* Description of the task:
Copy the full set of lines exactly as given.

* Input material:
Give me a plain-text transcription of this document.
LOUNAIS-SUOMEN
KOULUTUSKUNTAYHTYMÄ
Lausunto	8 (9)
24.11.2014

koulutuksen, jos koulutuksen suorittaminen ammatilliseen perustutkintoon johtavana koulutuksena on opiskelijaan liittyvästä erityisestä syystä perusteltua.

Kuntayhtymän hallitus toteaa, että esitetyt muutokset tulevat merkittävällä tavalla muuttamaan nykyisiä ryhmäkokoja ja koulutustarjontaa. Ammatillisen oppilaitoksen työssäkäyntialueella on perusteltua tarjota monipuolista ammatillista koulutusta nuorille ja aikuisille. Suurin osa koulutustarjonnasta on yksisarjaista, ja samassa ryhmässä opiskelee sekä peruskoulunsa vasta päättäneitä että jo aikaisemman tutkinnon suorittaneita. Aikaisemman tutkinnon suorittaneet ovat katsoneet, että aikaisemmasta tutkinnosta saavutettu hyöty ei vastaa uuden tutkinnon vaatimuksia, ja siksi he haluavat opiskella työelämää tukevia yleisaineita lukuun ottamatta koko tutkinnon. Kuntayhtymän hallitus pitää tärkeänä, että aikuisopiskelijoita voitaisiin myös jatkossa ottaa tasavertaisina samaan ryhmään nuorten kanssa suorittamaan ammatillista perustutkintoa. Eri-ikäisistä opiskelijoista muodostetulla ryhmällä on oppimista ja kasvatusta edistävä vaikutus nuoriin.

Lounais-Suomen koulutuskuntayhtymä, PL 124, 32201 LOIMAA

* Written solution:
Give me a plain-text transcription of this document.
LOUNAIS-SUOMEN
KOULUTUSKUNTAYHTYMÄ
Lausunto	8 (9)
24.11.2014

koulutuksen, jos koulutuksen suorittaminen ammatilliseen perustutkintoon johtavana koulutuksena on opiskelijaan liittyvästä erityisestä syystä perusteltua.

Kuntayhtymän hallitus toteaa, että esitetyt muutokset tulevat merkittävällä tavalla muuttamaan nykyisiä ryhmäkokoja ja koulutustarjontaa. Ammatillisen oppilaitoksen työssäkäyntialueella on perusteltua tarjota monipuolista ammatillista koulutusta nuorille ja aikuisille. Suurin osa koulutustarjonnasta on yksisarjaista, ja samassa ryhmässä opiskelee sekä peruskoulunsa vasta päättäneitä että jo aikaisemman tutkinnon suorittaneita. Aikaisemman tutkinnon suorittaneet ovat katsoneet, että aikaisemmasta tutkinnosta saavutettu hyöty ei vastaa uuden tutkinnon vaatimuksia, ja siksi he haluavat opiskella työelämää tukevia yleisaineita lukuun ottamatta koko tutkinnon. Kuntayhtymän hallitus pitää tärkeänä, että aikuisopiskelijoita voitaisiin myös jatkossa ottaa tasavertaisina samaan ryhmään nuorten kanssa suorittamaan ammatillista perustutkintoa. Eri-ikäisistä opiskelijoista muodostetulla ryhmällä on oppimista ja kasvatusta edistävä vaikutus nuoriin.

Lounais-Suomen koulutuskuntayhtymä, PL 124, 32201 LOIMAA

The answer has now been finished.